(Source records)
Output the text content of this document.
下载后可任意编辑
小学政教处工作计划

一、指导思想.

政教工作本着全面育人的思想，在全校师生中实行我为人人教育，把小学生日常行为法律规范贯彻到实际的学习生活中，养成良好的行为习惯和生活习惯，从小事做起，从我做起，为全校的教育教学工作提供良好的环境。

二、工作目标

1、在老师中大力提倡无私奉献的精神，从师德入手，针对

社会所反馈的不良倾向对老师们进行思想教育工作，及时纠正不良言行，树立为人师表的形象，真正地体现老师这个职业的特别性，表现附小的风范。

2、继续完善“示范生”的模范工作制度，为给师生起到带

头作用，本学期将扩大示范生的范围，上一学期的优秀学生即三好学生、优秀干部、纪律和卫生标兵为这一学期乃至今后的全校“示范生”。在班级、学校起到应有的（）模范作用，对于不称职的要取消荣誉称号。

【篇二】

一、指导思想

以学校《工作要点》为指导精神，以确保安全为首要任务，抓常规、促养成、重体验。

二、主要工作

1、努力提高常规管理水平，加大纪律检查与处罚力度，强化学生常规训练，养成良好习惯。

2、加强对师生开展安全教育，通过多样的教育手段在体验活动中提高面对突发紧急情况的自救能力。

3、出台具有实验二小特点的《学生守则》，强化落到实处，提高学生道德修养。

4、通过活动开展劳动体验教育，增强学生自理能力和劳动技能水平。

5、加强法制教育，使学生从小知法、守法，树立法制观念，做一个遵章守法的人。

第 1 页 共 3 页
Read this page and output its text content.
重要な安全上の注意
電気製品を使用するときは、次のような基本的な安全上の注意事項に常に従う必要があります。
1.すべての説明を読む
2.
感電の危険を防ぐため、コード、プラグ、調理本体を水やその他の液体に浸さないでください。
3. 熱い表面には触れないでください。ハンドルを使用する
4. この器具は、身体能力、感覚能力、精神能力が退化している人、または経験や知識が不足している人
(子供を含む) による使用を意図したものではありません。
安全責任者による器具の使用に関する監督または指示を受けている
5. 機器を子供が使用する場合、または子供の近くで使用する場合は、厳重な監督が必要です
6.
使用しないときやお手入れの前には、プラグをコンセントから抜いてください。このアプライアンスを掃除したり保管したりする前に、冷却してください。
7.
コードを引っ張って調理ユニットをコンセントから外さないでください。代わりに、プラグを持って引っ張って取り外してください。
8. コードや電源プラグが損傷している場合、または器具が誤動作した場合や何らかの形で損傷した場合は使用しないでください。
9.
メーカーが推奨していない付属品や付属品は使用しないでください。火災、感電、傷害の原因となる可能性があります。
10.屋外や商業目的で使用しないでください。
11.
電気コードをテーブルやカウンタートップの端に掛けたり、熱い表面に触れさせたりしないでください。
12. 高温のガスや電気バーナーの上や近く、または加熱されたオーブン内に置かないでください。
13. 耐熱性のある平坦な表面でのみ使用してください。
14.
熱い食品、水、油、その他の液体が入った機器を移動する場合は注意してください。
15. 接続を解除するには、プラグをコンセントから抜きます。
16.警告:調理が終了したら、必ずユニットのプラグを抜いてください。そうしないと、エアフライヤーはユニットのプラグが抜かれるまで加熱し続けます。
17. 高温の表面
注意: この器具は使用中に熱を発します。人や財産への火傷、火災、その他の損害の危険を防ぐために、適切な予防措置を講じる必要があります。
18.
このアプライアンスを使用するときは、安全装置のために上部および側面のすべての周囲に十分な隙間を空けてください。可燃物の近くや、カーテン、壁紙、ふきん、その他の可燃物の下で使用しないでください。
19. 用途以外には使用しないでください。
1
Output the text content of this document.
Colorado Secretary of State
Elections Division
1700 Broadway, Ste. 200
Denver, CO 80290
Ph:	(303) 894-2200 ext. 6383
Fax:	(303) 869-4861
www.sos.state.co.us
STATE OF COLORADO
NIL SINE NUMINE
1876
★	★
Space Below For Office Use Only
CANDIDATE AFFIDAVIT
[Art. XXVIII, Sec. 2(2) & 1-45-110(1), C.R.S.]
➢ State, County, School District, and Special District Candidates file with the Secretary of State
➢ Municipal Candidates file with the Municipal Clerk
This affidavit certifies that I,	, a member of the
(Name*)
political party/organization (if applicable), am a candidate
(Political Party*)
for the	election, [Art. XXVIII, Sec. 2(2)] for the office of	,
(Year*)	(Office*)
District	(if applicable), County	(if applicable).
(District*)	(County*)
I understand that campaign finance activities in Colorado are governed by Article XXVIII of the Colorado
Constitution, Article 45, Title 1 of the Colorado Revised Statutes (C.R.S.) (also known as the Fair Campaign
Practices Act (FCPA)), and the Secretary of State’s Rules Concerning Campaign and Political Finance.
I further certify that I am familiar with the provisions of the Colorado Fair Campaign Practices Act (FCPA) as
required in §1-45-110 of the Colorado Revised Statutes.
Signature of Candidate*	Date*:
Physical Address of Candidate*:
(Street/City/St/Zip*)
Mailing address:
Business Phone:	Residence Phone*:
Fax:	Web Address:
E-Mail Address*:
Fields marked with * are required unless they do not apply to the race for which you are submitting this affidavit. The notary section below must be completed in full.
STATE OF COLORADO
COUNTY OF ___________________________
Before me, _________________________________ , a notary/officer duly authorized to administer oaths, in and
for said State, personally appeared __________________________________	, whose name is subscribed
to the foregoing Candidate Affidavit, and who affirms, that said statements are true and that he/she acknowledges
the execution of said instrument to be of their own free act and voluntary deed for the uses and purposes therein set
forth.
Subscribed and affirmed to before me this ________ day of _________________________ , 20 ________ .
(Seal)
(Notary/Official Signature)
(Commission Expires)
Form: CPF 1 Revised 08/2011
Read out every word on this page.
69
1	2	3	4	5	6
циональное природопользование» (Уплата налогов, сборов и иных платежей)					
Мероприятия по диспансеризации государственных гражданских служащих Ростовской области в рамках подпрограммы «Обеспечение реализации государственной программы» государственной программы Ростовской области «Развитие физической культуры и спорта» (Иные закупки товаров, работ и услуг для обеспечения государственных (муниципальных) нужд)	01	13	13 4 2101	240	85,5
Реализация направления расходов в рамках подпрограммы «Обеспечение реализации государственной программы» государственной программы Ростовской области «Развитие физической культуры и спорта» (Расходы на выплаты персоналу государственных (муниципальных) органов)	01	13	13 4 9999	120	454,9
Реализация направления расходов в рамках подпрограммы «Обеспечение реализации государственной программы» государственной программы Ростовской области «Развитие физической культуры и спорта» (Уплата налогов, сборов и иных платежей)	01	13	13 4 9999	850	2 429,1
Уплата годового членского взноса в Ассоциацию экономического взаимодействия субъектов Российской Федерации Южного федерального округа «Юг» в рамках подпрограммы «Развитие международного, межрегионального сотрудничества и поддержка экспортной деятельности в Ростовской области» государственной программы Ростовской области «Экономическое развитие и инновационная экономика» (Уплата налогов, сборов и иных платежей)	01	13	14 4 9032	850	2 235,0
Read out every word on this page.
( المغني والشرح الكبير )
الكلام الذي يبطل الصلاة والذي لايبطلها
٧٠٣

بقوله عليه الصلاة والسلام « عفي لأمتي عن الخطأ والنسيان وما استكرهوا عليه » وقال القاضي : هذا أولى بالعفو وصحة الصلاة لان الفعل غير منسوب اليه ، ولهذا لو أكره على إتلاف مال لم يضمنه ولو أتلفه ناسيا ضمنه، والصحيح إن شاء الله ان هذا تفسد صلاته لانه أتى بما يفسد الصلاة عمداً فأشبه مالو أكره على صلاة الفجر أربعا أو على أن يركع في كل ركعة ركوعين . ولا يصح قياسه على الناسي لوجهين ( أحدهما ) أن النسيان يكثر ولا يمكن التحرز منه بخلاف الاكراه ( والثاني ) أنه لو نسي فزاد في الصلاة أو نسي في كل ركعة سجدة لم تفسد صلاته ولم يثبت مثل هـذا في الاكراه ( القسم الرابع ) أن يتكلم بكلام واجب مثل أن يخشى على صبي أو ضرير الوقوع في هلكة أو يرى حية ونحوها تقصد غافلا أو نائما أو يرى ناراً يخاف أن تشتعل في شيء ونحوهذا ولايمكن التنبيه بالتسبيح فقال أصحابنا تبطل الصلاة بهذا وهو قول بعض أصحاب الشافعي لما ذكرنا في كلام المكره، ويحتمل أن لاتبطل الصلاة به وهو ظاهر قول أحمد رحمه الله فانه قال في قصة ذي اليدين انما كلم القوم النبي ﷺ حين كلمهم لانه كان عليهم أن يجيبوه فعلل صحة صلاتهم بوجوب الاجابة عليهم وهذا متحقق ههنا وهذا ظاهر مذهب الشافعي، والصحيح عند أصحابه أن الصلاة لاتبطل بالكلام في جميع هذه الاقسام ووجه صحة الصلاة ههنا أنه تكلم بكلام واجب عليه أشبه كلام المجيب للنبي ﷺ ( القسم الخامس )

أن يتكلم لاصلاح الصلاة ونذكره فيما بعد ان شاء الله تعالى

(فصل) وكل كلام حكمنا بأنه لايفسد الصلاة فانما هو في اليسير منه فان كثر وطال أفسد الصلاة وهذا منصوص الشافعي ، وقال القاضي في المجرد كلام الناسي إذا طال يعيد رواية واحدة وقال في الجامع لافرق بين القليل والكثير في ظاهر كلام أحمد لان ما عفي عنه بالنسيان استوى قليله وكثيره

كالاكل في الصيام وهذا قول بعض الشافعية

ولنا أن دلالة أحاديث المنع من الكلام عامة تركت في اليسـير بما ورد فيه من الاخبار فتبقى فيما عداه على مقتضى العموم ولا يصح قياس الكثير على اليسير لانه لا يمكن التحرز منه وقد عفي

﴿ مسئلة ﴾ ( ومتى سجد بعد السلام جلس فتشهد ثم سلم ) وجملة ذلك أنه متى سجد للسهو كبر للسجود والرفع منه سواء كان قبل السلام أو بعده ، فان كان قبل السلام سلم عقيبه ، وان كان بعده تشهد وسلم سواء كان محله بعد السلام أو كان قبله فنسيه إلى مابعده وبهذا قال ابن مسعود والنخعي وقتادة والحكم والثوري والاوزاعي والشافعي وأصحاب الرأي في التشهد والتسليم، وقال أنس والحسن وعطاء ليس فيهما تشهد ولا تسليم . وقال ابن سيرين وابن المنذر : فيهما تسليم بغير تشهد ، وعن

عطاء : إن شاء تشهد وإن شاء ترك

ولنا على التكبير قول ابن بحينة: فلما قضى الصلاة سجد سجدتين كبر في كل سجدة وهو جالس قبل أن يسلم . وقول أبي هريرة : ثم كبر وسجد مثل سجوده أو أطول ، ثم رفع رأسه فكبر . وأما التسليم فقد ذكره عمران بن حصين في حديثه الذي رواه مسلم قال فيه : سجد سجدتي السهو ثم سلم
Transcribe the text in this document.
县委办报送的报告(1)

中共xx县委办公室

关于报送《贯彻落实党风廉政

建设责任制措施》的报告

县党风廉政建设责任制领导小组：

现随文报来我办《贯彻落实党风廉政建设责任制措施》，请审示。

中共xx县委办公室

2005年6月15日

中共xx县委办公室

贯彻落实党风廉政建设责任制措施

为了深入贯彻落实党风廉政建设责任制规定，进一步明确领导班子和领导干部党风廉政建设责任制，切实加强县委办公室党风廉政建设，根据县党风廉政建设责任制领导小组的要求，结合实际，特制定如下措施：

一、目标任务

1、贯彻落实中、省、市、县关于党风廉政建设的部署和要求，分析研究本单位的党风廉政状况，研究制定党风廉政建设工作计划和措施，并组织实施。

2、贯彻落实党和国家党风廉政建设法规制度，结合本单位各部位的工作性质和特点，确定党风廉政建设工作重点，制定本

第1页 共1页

* **Aim**:
Extract every line above containing the word "Secretary".

* **Answer to this problem**:
Colorado Secretary of State
➢ State, County, School District, and Special District Candidates file with the Secretary of State
Practices Act (FCPA)), and the Secretary of State’s Rules Concerning Campaign and Political Finance.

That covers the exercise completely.